Data:
* * *

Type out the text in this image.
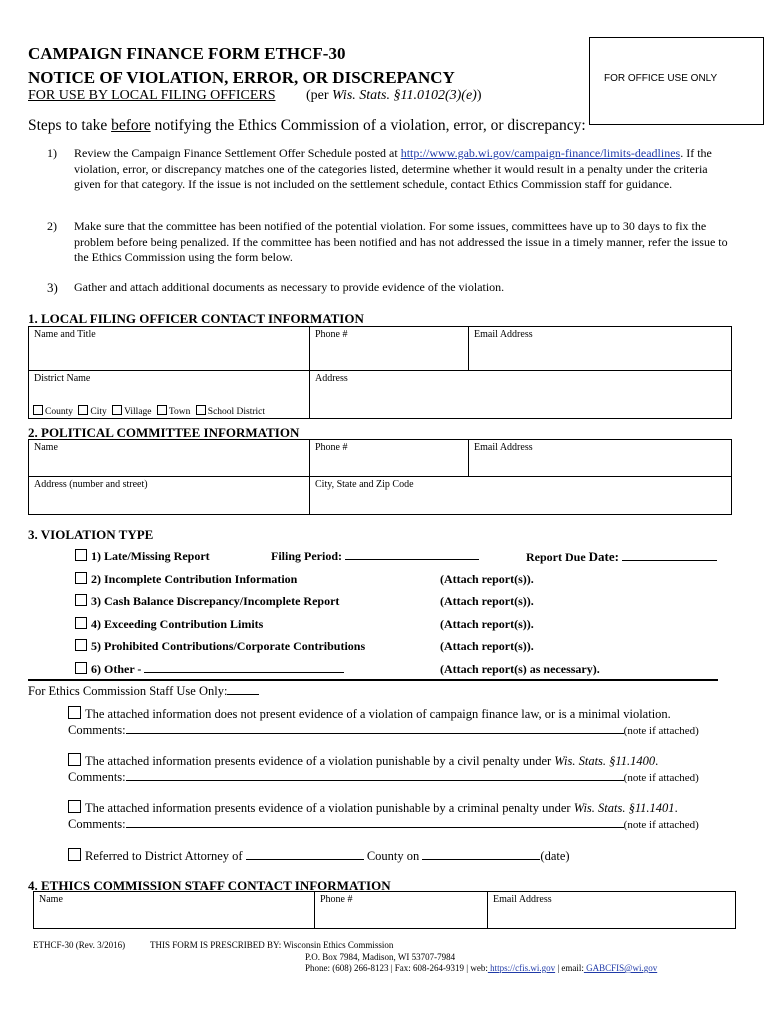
CAMPAIGN FINANCE FORM ETHCF-30
NOTICE OF VIOLATION, ERROR, OR DISCREPANCY
FOR USE BY LOCAL FILING OFFICERS (per Wis. Stats. §11.0102(3)(e))
FOR OFFICE USE ONLY
Steps to take before notifying the Ethics Commission of a violation, error, or discrepancy:
1)	Review the Campaign Finance Settlement Offer Schedule posted at http://www.gab.wi.gov/campaign-finance/limits-deadlines. If the violation, error, or discrepancy matches one of the categories listed, determine whether it would result in a penalty under the criteria given for that category. If the issue is not included on the settlement schedule, contact Ethics Commission staff for guidance.
2)	Make sure that the committee has been notified of the potential violation. For some issues, committees have up to 30 days to fix the problem before being penalized. If the committee has been notified and has not addressed the issue in a timely manner, refer the issue to the Ethics Commission using the form below.
3)	Gather and attach additional documents as necessary to provide evidence of the violation.
1. LOCAL FILING OFFICER CONTACT INFORMATION
Name and Title	Phone #	Email Address
District Name
County City Village Town School District	Address	
2. POLITICAL COMMITTEE INFORMATION
Name	Phone #	Email Address
Address (number and street)	City, State and Zip Code	
3. VIOLATION TYPE
1) Late/Missing Report	Filing Period:	Report Due Date:
2) Incomplete Contribution Information	(Attach report(s)).
3) Cash Balance Discrepancy/Incomplete Report	(Attach report(s)).
4) Exceeding Contribution Limits	(Attach report(s)).
5) Prohibited Contributions/Corporate Contributions	(Attach report(s)).
6) Other -	(Attach report(s) as necessary).
For Ethics Commission Staff Use Only:
The attached information does not present evidence of a violation of campaign finance law, or is a minimal violation.
Comments:	(note if attached)
The attached information presents evidence of a violation punishable by a civil penalty under Wis. Stats. §11.1400.
Comments:	(note if attached)
The attached information presents evidence of a violation punishable by a criminal penalty under Wis. Stats. §11.1401.
Comments:	(note if attached)
Referred to District Attorney of	County on	(date)
4. ETHICS COMMISSION STAFF CONTACT INFORMATION
Name	Phone #	Email Address
ETHCF-30 (Rev. 3/2016)	THIS FORM IS PRESCRIBED BY: Wisconsin Ethics Commission
P.O. Box 7984, Madison, WI 53707-7984
Phone: (608) 266-8123 | Fax: 608-264-9319 | web: https://cfis.wi.gov | email: GABCFIS@wi.gov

* * *

Where a line of the records above holds the word "presents", copy that line.

Answer to the task:
The attached information presents evidence of a violation punishable by a civil penalty under Wis. Stats. §11.1400.
The attached information presents evidence of a violation punishable by a criminal penalty under Wis. Stats. §11.1401.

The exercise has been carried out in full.